What you need to do: Reproduce the records. Keep every word exact and include no images.

Given entries:
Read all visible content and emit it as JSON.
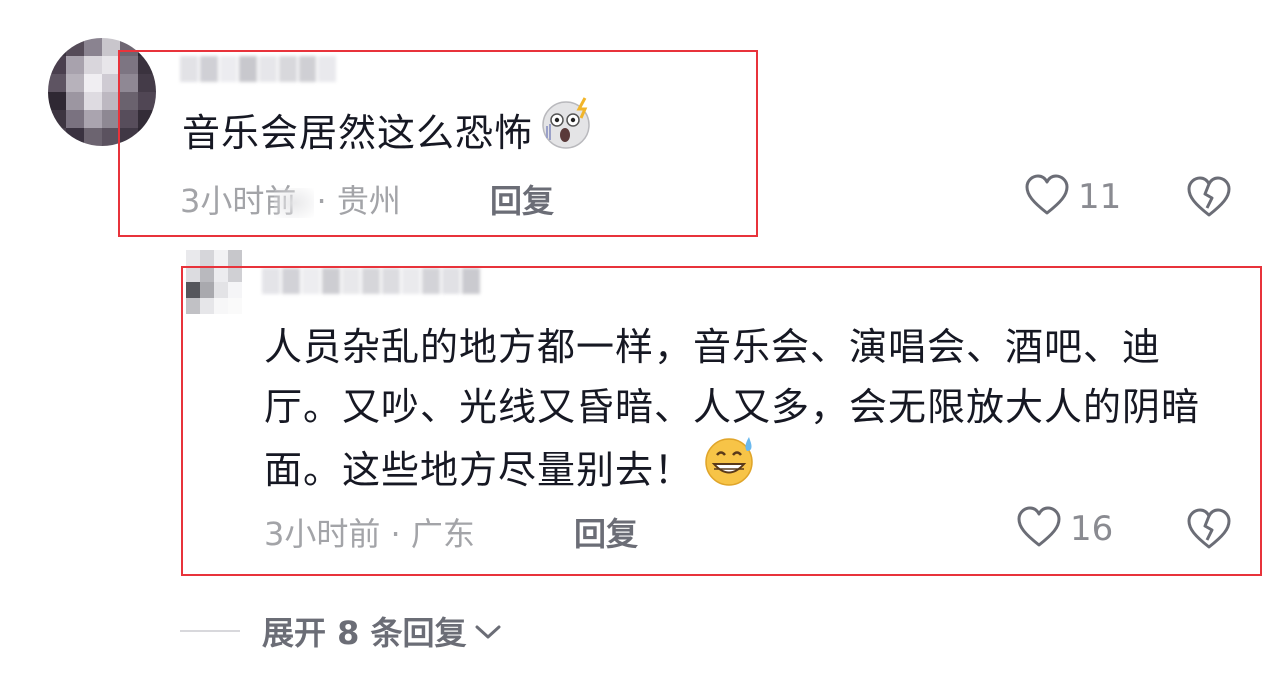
{
  "comment": {
    "text": "音乐会居然这么恐怖",
    "time": "3小时前",
    "separator": "·",
    "location": "贵州",
    "reply_label": "回复",
    "like_count": "11",
    "emoji_icon": "screaming-face-icon"
  },
  "reply": {
    "text": "人员杂乱的地方都一样，音乐会、演唱会、酒吧、迪厅。又吵、光线又昏暗、人又多，会无限放大人的阴暗面。这些地方尽量别去！",
    "time": "3小时前",
    "separator": "·",
    "location": "广东",
    "reply_label": "回复",
    "like_count": "16",
    "emoji_icon": "grinning-sweat-icon"
  },
  "expand": {
    "label": "展开 8 条回复"
  },
  "colors": {
    "highlight_box": "#e8333b",
    "meta_text": "#a3a4a8",
    "action_text": "#6b6d76"
  }
}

Complete response:
Read all visible content and emit it as JSON.
{
  "comment": {
    "text": "音乐会居然这么恐怖",
    "time": "3小时前",
    "separator": "·",
    "location": "贵州",
    "reply_label": "回复",
    "like_count": "11",
    "emoji_icon": "screaming-face-icon"
  },
  "reply": {
    "text": "人员杂乱的地方都一样，音乐会、演唱会、酒吧、迪厅。又吵、光线又昏暗、人又多，会无限放大人的阴暗面。这些地方尽量别去！",
    "time": "3小时前",
    "separator": "·",
    "location": "广东",
    "reply_label": "回复",
    "like_count": "16",
    "emoji_icon": "grinning-sweat-icon"
  },
  "expand": {
    "label": "展开 8 条回复"
  },
  "colors": {
    "highlight_box": "#e8333b",
    "meta_text": "#a3a4a8",
    "action_text": "#6b6d76"
  }
}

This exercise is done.